What is required |
Copy out the listing that follows exactly, dropping every picture.

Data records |
-- start --
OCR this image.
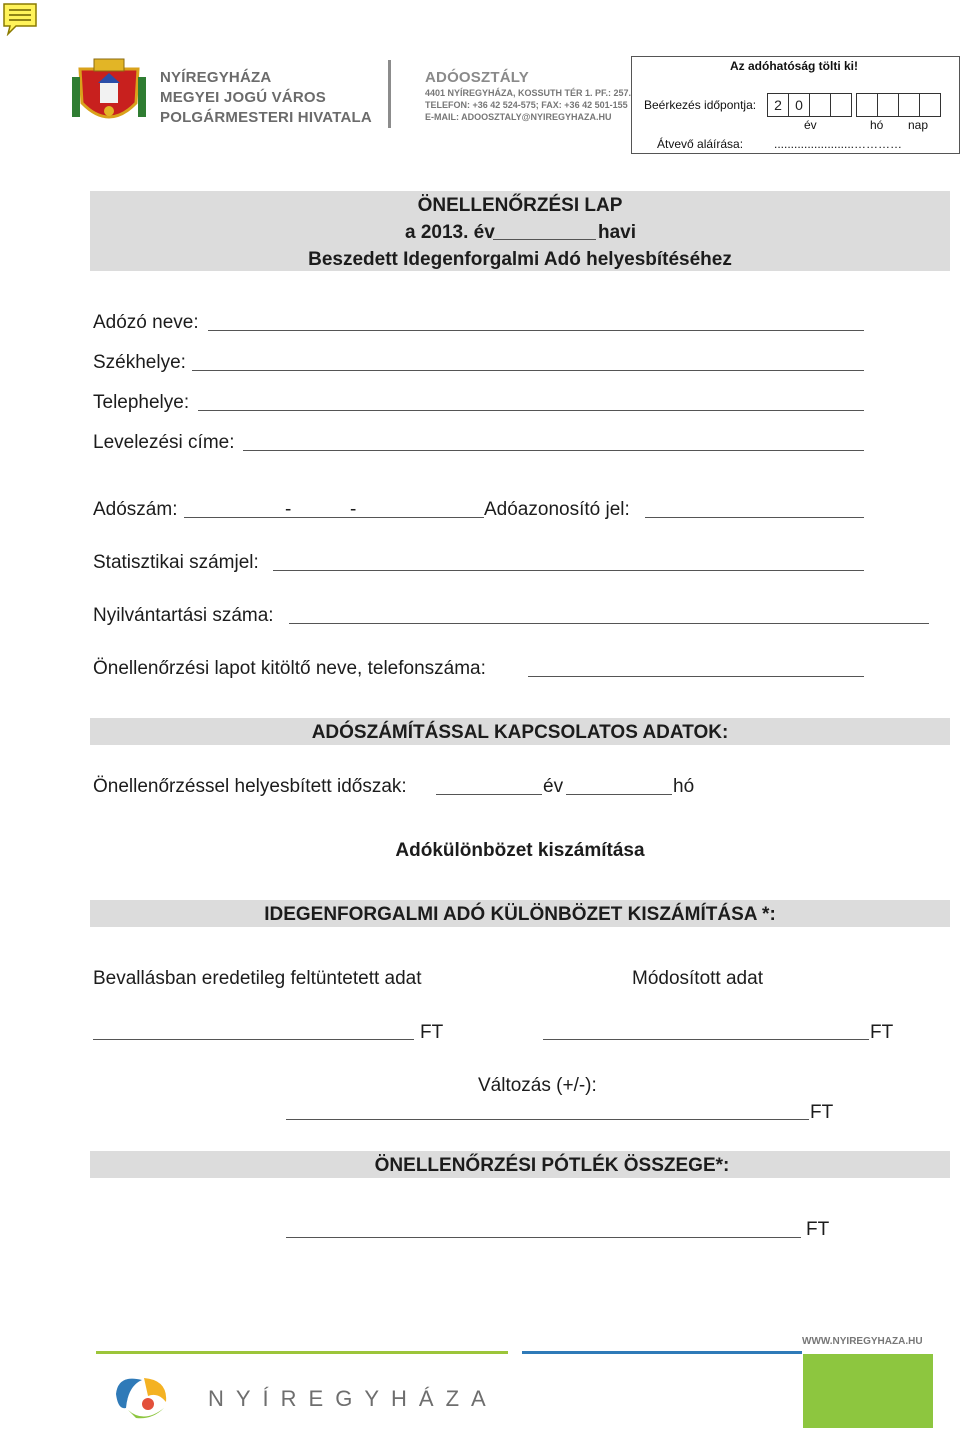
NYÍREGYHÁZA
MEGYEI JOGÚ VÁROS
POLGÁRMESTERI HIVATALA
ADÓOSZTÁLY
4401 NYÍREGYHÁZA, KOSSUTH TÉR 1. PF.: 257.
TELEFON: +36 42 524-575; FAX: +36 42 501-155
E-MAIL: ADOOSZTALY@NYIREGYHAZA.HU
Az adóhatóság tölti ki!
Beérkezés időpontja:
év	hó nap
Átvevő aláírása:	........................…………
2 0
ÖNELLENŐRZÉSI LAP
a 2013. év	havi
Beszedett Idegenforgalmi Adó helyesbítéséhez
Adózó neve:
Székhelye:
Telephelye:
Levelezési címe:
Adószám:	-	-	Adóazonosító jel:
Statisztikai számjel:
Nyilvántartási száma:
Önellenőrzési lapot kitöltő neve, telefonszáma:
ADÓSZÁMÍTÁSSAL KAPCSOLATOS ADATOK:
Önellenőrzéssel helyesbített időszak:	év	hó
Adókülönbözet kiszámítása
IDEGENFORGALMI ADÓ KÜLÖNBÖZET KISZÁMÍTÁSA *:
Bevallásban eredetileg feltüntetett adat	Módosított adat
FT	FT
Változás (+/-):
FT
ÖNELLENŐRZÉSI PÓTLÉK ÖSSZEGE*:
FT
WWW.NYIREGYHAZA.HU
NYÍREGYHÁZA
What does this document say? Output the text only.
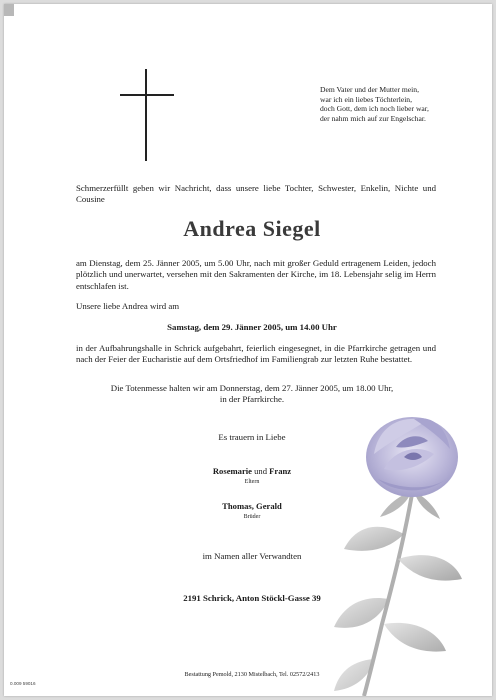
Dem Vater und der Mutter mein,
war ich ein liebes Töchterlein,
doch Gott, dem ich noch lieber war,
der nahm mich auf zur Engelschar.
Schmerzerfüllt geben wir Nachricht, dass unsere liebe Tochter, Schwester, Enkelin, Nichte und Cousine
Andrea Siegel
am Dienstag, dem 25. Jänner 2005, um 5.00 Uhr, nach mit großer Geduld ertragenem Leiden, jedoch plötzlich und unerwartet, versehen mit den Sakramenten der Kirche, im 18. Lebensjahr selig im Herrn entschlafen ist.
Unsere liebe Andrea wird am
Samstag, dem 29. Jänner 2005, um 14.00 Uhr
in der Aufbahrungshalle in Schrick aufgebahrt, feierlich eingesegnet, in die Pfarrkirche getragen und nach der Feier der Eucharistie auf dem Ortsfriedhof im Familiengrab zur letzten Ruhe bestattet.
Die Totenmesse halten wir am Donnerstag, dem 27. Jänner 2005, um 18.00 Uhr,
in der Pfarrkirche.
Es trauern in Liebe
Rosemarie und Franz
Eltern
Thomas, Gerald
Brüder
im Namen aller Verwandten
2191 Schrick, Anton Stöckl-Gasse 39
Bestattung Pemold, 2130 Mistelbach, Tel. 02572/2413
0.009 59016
-- end --
Final result |
OCR this image.
NYÍREGYHÁZA
MEGYEI JOGÚ VÁROS
POLGÁRMESTERI HIVATALA
ADÓOSZTÁLY
4401 NYÍREGYHÁZA, KOSSUTH TÉR 1. PF.: 257.
TELEFON: +36 42 524-575; FAX: +36 42 501-155
E-MAIL: ADOOSZTALY@NYIREGYHAZA.HU
Az adóhatóság tölti ki!
Beérkezés időpontja:
év	hó nap
Átvevő aláírása:	........................…………
2 0
ÖNELLENŐRZÉSI LAP
a 2013. év	havi
Beszedett Idegenforgalmi Adó helyesbítéséhez
Adózó neve:
Székhelye:
Telephelye:
Levelezési címe:
Adószám:	-	-	Adóazonosító jel:
Statisztikai számjel:
Nyilvántartási száma:
Önellenőrzési lapot kitöltő neve, telefonszáma:
ADÓSZÁMÍTÁSSAL KAPCSOLATOS ADATOK:
Önellenőrzéssel helyesbített időszak:	év	hó
Adókülönbözet kiszámítása
IDEGENFORGALMI ADÓ KÜLÖNBÖZET KISZÁMÍTÁSA *:
Bevallásban eredetileg feltüntetett adat	Módosított adat
FT	FT
Változás (+/-):
FT
ÖNELLENŐRZÉSI PÓTLÉK ÖSSZEGE*:
FT
WWW.NYIREGYHAZA.HU
NYÍREGYHÁZA
What does this document say? Output the text only.
Dem Vater und der Mutter mein,
war ich ein liebes Töchterlein,
doch Gott, dem ich noch lieber war,
der nahm mich auf zur Engelschar.
Schmerzerfüllt geben wir Nachricht, dass unsere liebe Tochter, Schwester, Enkelin, Nichte und Cousine
Andrea Siegel
am Dienstag, dem 25. Jänner 2005, um 5.00 Uhr, nach mit großer Geduld ertragenem Leiden, jedoch plötzlich und unerwartet, versehen mit den Sakramenten der Kirche, im 18. Lebensjahr selig im Herrn entschlafen ist.
Unsere liebe Andrea wird am
Samstag, dem 29. Jänner 2005, um 14.00 Uhr
in der Aufbahrungshalle in Schrick aufgebahrt, feierlich eingesegnet, in die Pfarrkirche getragen und nach der Feier der Eucharistie auf dem Ortsfriedhof im Familiengrab zur letzten Ruhe bestattet.
Die Totenmesse halten wir am Donnerstag, dem 27. Jänner 2005, um 18.00 Uhr,
in der Pfarrkirche.
Es trauern in Liebe
Rosemarie und Franz
Eltern
Thomas, Gerald
Brüder
im Namen aller Verwandten
2191 Schrick, Anton Stöckl-Gasse 39
Bestattung Pemold, 2130 Mistelbach, Tel. 02572/2413
0.009 59016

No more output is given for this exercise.